◆ **Data records**
------------------------------------------------
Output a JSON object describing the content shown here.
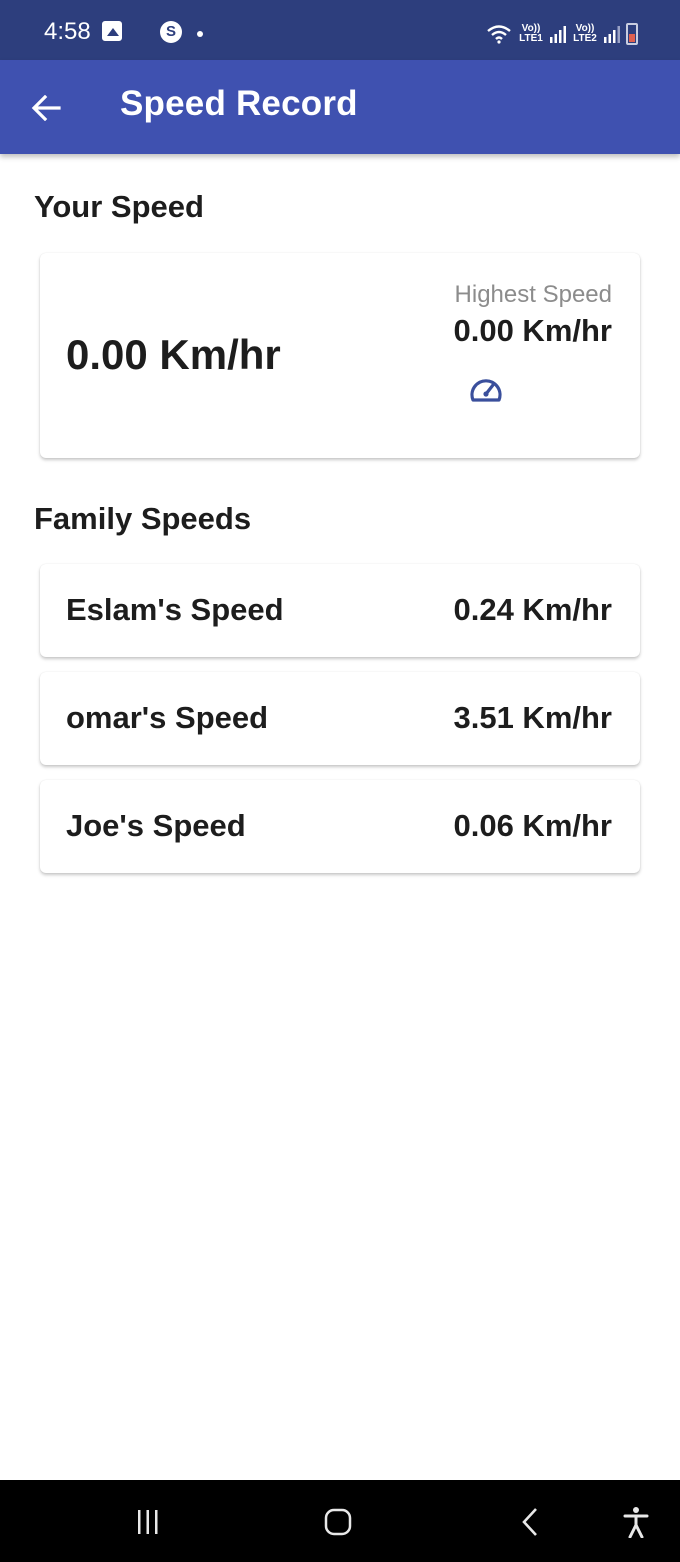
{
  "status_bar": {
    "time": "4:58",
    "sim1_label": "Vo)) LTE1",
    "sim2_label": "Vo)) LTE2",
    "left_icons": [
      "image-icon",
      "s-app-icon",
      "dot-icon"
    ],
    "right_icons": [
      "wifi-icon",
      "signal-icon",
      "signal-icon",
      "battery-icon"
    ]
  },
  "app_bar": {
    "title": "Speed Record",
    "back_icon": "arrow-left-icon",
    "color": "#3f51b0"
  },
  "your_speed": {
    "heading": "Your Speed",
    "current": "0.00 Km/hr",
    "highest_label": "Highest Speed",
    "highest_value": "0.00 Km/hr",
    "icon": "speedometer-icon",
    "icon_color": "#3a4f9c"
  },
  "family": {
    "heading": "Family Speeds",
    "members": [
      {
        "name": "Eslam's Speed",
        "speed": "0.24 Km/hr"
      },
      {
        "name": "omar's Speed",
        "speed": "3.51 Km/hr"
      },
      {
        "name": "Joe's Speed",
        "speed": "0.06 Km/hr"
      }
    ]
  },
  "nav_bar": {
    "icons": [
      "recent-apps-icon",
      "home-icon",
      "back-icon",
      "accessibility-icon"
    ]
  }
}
------------------------------------------------
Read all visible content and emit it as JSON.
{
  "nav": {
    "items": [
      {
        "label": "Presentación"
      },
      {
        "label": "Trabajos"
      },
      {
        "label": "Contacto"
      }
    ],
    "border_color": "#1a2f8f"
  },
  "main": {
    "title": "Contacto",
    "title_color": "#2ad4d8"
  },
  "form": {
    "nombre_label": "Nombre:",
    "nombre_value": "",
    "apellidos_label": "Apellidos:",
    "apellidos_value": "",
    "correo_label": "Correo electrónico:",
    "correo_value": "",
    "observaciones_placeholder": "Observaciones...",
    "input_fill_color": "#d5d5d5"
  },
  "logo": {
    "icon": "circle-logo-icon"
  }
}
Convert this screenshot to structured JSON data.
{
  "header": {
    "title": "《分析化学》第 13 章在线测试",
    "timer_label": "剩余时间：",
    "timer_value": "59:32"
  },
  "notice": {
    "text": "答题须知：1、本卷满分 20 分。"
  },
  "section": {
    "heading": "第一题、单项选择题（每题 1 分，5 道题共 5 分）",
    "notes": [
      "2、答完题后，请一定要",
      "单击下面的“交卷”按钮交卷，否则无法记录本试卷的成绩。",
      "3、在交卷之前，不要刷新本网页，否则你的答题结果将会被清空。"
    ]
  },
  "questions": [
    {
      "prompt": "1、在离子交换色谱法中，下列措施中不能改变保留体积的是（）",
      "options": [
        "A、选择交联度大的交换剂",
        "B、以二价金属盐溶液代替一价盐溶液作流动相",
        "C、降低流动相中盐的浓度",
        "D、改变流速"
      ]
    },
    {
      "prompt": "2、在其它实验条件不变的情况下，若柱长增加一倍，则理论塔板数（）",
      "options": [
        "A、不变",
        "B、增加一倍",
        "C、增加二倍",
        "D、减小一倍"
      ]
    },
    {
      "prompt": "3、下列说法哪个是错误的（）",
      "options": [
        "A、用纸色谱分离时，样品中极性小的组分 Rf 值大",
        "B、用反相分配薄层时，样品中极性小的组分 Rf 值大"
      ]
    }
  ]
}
------------------------------------------------
Copy each line of the entries that includes the word "prompt".

◆ **Complete response**
      "prompt": "1、在离子交换色谱法中，下列措施中不能改变保留体积的是（）",
      "prompt": "2、在其它实验条件不变的情况下，若柱长增加一倍，则理论塔板数（）",
      "prompt": "3、下列说法哪个是错误的（）",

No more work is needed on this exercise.